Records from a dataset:
==============================
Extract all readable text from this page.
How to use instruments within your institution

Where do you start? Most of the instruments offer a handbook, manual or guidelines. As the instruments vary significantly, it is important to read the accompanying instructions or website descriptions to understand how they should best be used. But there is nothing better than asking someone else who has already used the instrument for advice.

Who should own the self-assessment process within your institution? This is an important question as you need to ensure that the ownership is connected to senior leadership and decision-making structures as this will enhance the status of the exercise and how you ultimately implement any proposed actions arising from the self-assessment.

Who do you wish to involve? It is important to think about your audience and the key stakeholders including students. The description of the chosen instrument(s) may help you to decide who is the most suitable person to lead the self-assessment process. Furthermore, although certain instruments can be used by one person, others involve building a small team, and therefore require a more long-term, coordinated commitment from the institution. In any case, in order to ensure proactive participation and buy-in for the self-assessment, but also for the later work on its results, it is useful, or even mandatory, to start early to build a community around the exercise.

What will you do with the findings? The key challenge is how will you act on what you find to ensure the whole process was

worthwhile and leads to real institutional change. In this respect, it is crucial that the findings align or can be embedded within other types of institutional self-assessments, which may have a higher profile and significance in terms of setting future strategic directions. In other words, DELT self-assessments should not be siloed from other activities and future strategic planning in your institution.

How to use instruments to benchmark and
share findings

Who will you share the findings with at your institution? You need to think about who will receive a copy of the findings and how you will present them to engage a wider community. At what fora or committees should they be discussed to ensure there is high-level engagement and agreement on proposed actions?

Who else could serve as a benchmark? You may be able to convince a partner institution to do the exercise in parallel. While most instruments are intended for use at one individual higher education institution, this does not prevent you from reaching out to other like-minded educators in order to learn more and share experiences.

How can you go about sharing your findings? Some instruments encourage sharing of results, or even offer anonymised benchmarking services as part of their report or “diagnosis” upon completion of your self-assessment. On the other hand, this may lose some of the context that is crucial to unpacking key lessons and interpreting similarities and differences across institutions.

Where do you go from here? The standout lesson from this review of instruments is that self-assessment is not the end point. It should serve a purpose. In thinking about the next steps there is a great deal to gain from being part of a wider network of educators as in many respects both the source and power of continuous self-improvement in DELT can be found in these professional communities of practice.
==============================
• **PROBLEM DESCRIPTION**: Give back the whole listing, word for word.

• **TASK RESULT**:
Extract all readable text from this page.
How to use instruments within your institution

Where do you start? Most of the instruments offer a handbook, manual or guidelines. As the instruments vary significantly, it is important to read the accompanying instructions or website descriptions to understand how they should best be used. But there is nothing better than asking someone else who has already used the instrument for advice.

Who should own the self-assessment process within your institution? This is an important question as you need to ensure that the ownership is connected to senior leadership and decision-making structures as this will enhance the status of the exercise and how you ultimately implement any proposed actions arising from the self-assessment.

Who do you wish to involve? It is important to think about your audience and the key stakeholders including students. The description of the chosen instrument(s) may help you to decide who is the most suitable person to lead the self-assessment process. Furthermore, although certain instruments can be used by one person, others involve building a small team, and therefore require a more long-term, coordinated commitment from the institution. In any case, in order to ensure proactive participation and buy-in for the self-assessment, but also for the later work on its results, it is useful, or even mandatory, to start early to build a community around the exercise.

What will you do with the findings? The key challenge is how will you act on what you find to ensure the whole process was

worthwhile and leads to real institutional change. In this respect, it is crucial that the findings align or can be embedded within other types of institutional self-assessments, which may have a higher profile and significance in terms of setting future strategic directions. In other words, DELT self-assessments should not be siloed from other activities and future strategic planning in your institution.

How to use instruments to benchmark and
share findings

Who will you share the findings with at your institution? You need to think about who will receive a copy of the findings and how you will present them to engage a wider community. At what fora or committees should they be discussed to ensure there is high-level engagement and agreement on proposed actions?

Who else could serve as a benchmark? You may be able to convince a partner institution to do the exercise in parallel. While most instruments are intended for use at one individual higher education institution, this does not prevent you from reaching out to other like-minded educators in order to learn more and share experiences.

How can you go about sharing your findings? Some instruments encourage sharing of results, or even offer anonymised benchmarking services as part of their report or “diagnosis” upon completion of your self-assessment. On the other hand, this may lose some of the context that is crucial to unpacking key lessons and interpreting similarities and differences across institutions.

Where do you go from here? The standout lesson from this review of instruments is that self-assessment is not the end point. It should serve a purpose. In thinking about the next steps there is a great deal to gain from being part of a wider network of educators as in many respects both the source and power of continuous self-improvement in DELT can be found in these professional communities of practice.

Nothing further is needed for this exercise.